#### [Directions]
Each record must be retyped in full. No character may differ.

Saved data entries
-- BEGIN --

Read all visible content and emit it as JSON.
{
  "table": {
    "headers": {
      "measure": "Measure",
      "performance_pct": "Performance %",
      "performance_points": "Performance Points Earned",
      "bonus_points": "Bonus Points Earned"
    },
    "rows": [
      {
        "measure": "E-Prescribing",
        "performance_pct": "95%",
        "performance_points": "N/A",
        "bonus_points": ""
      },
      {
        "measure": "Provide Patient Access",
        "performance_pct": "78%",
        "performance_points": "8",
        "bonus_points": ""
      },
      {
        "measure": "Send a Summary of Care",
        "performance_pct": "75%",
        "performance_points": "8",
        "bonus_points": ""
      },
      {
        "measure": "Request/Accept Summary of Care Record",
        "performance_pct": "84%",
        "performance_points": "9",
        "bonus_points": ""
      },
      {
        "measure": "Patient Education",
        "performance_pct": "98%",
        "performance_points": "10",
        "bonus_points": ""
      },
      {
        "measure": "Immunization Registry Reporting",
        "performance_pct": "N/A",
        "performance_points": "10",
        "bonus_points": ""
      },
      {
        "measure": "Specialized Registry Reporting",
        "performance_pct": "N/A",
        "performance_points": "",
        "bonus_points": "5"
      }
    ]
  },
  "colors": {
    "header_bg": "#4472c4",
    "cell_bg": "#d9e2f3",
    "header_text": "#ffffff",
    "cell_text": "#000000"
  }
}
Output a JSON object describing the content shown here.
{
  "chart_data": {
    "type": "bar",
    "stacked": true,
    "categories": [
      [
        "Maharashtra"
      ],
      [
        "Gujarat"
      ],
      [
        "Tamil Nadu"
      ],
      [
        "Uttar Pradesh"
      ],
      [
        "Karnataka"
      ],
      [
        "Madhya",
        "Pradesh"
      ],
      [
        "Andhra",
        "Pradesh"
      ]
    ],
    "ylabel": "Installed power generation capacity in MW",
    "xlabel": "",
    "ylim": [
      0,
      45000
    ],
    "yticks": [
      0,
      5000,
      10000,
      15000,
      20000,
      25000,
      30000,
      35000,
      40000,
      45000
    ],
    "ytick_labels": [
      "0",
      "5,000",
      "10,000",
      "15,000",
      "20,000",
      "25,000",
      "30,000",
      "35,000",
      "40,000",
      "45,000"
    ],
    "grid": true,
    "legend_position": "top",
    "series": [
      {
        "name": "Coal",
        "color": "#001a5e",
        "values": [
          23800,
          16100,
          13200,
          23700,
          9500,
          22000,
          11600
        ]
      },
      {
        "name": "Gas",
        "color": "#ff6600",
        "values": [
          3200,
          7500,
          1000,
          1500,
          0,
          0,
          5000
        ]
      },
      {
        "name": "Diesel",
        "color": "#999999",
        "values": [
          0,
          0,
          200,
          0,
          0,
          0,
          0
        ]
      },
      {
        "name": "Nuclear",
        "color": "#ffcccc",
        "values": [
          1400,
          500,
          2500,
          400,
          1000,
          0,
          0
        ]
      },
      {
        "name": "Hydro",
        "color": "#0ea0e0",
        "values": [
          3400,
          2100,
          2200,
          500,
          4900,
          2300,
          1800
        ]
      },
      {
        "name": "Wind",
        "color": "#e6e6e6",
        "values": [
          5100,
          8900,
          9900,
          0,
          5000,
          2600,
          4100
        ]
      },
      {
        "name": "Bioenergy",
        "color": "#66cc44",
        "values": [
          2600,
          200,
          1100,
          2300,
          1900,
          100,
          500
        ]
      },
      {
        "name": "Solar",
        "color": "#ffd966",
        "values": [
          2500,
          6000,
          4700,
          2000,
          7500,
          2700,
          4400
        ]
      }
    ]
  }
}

-- END --

#### [Correct output]
Read all visible content and emit it as JSON.
{
  "table": {
    "headers": {
      "measure": "Measure",
      "performance_pct": "Performance %",
      "performance_points": "Performance Points Earned",
      "bonus_points": "Bonus Points Earned"
    },
    "rows": [
      {
        "measure": "E-Prescribing",
        "performance_pct": "95%",
        "performance_points": "N/A",
        "bonus_points": ""
      },
      {
        "measure": "Provide Patient Access",
        "performance_pct": "78%",
        "performance_points": "8",
        "bonus_points": ""
      },
      {
        "measure": "Send a Summary of Care",
        "performance_pct": "75%",
        "performance_points": "8",
        "bonus_points": ""
      },
      {
        "measure": "Request/Accept Summary of Care Record",
        "performance_pct": "84%",
        "performance_points": "9",
        "bonus_points": ""
      },
      {
        "measure": "Patient Education",
        "performance_pct": "98%",
        "performance_points": "10",
        "bonus_points": ""
      },
      {
        "measure": "Immunization Registry Reporting",
        "performance_pct": "N/A",
        "performance_points": "10",
        "bonus_points": ""
      },
      {
        "measure": "Specialized Registry Reporting",
        "performance_pct": "N/A",
        "performance_points": "",
        "bonus_points": "5"
      }
    ]
  },
  "colors": {
    "header_bg": "#4472c4",
    "cell_bg": "#d9e2f3",
    "header_text": "#ffffff",
    "cell_text": "#000000"
  }
}
Output a JSON object describing the content shown here.
{
  "chart_data": {
    "type": "bar",
    "stacked": true,
    "categories": [
      [
        "Maharashtra"
      ],
      [
        "Gujarat"
      ],
      [
        "Tamil Nadu"
      ],
      [
        "Uttar Pradesh"
      ],
      [
        "Karnataka"
      ],
      [
        "Madhya",
        "Pradesh"
      ],
      [
        "Andhra",
        "Pradesh"
      ]
    ],
    "ylabel": "Installed power generation capacity in MW",
    "xlabel": "",
    "ylim": [
      0,
      45000
    ],
    "yticks": [
      0,
      5000,
      10000,
      15000,
      20000,
      25000,
      30000,
      35000,
      40000,
      45000
    ],
    "ytick_labels": [
      "0",
      "5,000",
      "10,000",
      "15,000",
      "20,000",
      "25,000",
      "30,000",
      "35,000",
      "40,000",
      "45,000"
    ],
    "grid": true,
    "legend_position": "top",
    "series": [
      {
        "name": "Coal",
        "color": "#001a5e",
        "values": [
          23800,
          16100,
          13200,
          23700,
          9500,
          22000,
          11600
        ]
      },
      {
        "name": "Gas",
        "color": "#ff6600",
        "values": [
          3200,
          7500,
          1000,
          1500,
          0,
          0,
          5000
        ]
      },
      {
        "name": "Diesel",
        "color": "#999999",
        "values": [
          0,
          0,
          200,
          0,
          0,
          0,
          0
        ]
      },
      {
        "name": "Nuclear",
        "color": "#ffcccc",
        "values": [
          1400,
          500,
          2500,
          400,
          1000,
          0,
          0
        ]
      },
      {
        "name": "Hydro",
        "color": "#0ea0e0",
        "values": [
          3400,
          2100,
          2200,
          500,
          4900,
          2300,
          1800
        ]
      },
      {
        "name": "Wind",
        "color": "#e6e6e6",
        "values": [
          5100,
          8900,
          9900,
          0,
          5000,
          2600,
          4100
        ]
      },
      {
        "name": "Bioenergy",
        "color": "#66cc44",
        "values": [
          2600,
          200,
          1100,
          2300,
          1900,
          100,
          500
        ]
      },
      {
        "name": "Solar",
        "color": "#ffd966",
        "values": [
          2500,
          6000,
          4700,
          2000,
          7500,
          2700,
          4400
        ]
      }
    ]
  }
}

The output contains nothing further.